■ **Directions for this task**
Exclude all pictures, then copy each of the records exactly as written.

═══ Exercise input ═══

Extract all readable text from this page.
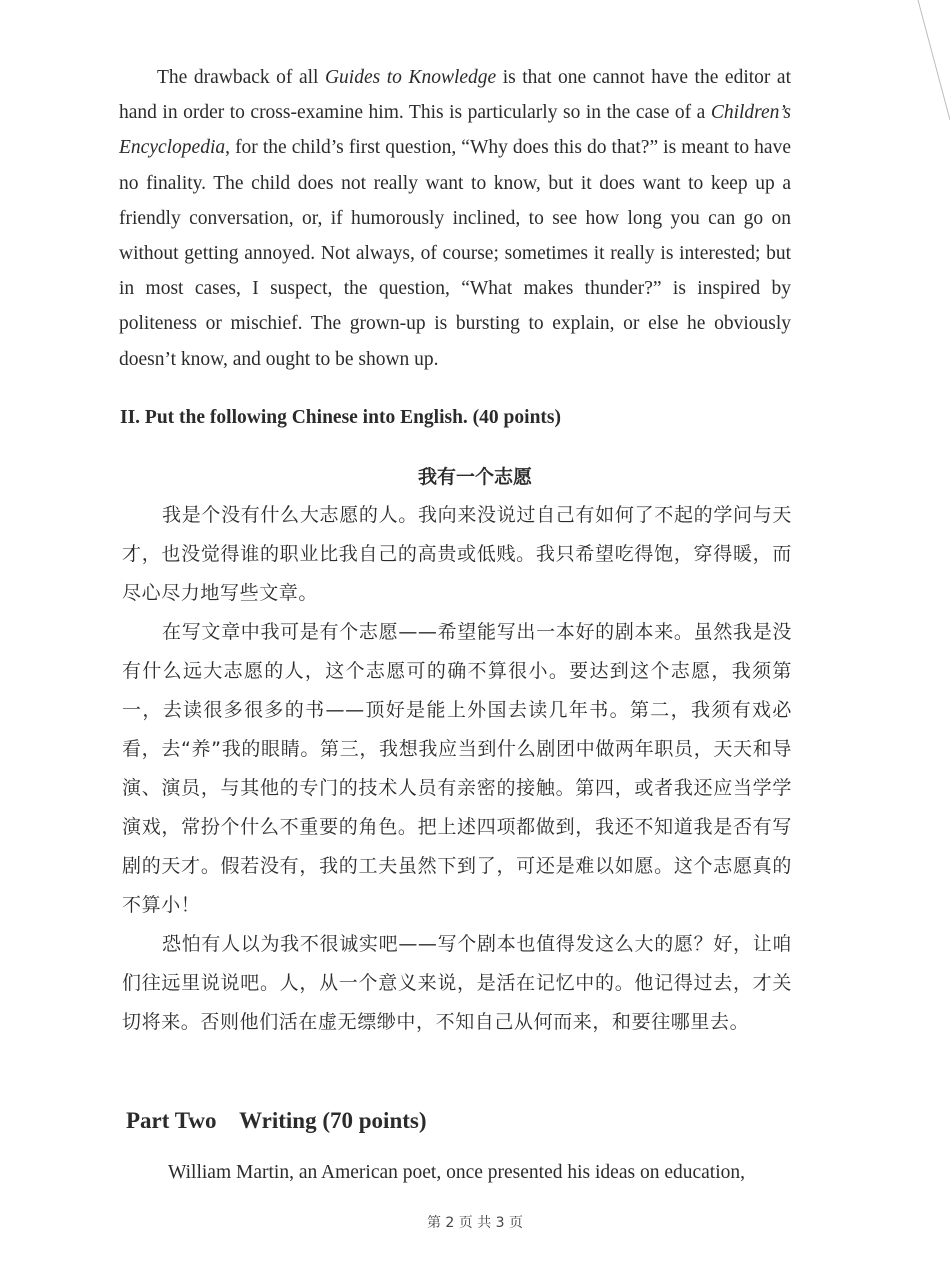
The drawback of all Guides to Knowledge is that one cannot have the editor at hand in order to cross-examine him. This is particularly so in the case of a Children’s Encyclopedia, for the child’s first question, “Why does this do that?” is meant to have no finality. The child does not really want to know, but it does want to keep up a friendly conversation, or, if humorously inclined, to see how long you can go on without getting annoyed. Not always, of course; sometimes it really is interested; but in most cases, I suspect, the question, “What makes thunder?” is inspired by politeness or mischief. The grown-up is bursting to explain, or else he obviously doesn’t know, and ought to be shown up.

II. Put the following Chinese into English. (40 points)
我有一个志愿

我是个没有什么大志愿的人。我向来没说过自己有如何了不起的学问与天才，也没觉得谁的职业比我自己的高贵或低贱。我只希望吃得饱，穿得暖，而尽心尽力地写些文章。

在写文章中我可是有个志愿——希望能写出一本好的剧本来。虽然我是没有什么远大志愿的人，这个志愿可的确不算很小。要达到这个志愿，我须第一，去读很多很多的书——顶好是能上外国去读几年书。第二，我须有戏必看，去“养”我的眼睛。第三，我想我应当到什么剧团中做两年职员，天天和导演、演员，与其他的专门的技术人员有亲密的接触。第四，或者我还应当学学演戏，常扮个什么不重要的角色。把上述四项都做到，我还不知道我是否有写剧的天才。假若没有，我的工夫虽然下到了，可还是难以如愿。这个志愿真的不算小！

恐怕有人以为我不很诚实吧——写个剧本也值得发这么大的愿？好，让咱们往远里说说吧。人，从一个意义来说，是活在记忆中的。他记得过去，才关切将来。否则他们活在虚无缥缈中，不知自己从何而来，和要往哪里去。

Part Two    Writing (70 points)

William Martin, an American poet, once presented his ideas on education,

第 2 页 共 3 页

═══

■ **Task output**
Extract all readable text from this page.
The drawback of all Guides to Knowledge is that one cannot have the editor at hand in order to cross-examine him. This is particularly so in the case of a Children’s Encyclopedia, for the child’s first question, “Why does this do that?” is meant to have no finality. The child does not really want to know, but it does want to keep up a friendly conversation, or, if humorously inclined, to see how long you can go on without getting annoyed. Not always, of course; sometimes it really is interested; but in most cases, I suspect, the question, “What makes thunder?” is inspired by politeness or mischief. The grown-up is bursting to explain, or else he obviously doesn’t know, and ought to be shown up.

II. Put the following Chinese into English. (40 points)
我有一个志愿

我是个没有什么大志愿的人。我向来没说过自己有如何了不起的学问与天才，也没觉得谁的职业比我自己的高贵或低贱。我只希望吃得饱，穿得暖，而尽心尽力地写些文章。

在写文章中我可是有个志愿——希望能写出一本好的剧本来。虽然我是没有什么远大志愿的人，这个志愿可的确不算很小。要达到这个志愿，我须第一，去读很多很多的书——顶好是能上外国去读几年书。第二，我须有戏必看，去“养”我的眼睛。第三，我想我应当到什么剧团中做两年职员，天天和导演、演员，与其他的专门的技术人员有亲密的接触。第四，或者我还应当学学演戏，常扮个什么不重要的角色。把上述四项都做到，我还不知道我是否有写剧的天才。假若没有，我的工夫虽然下到了，可还是难以如愿。这个志愿真的不算小！

恐怕有人以为我不很诚实吧——写个剧本也值得发这么大的愿？好，让咱们往远里说说吧。人，从一个意义来说，是活在记忆中的。他记得过去，才关切将来。否则他们活在虚无缥缈中，不知自己从何而来，和要往哪里去。

Part Two    Writing (70 points)

William Martin, an American poet, once presented his ideas on education,

第 2 页 共 3 页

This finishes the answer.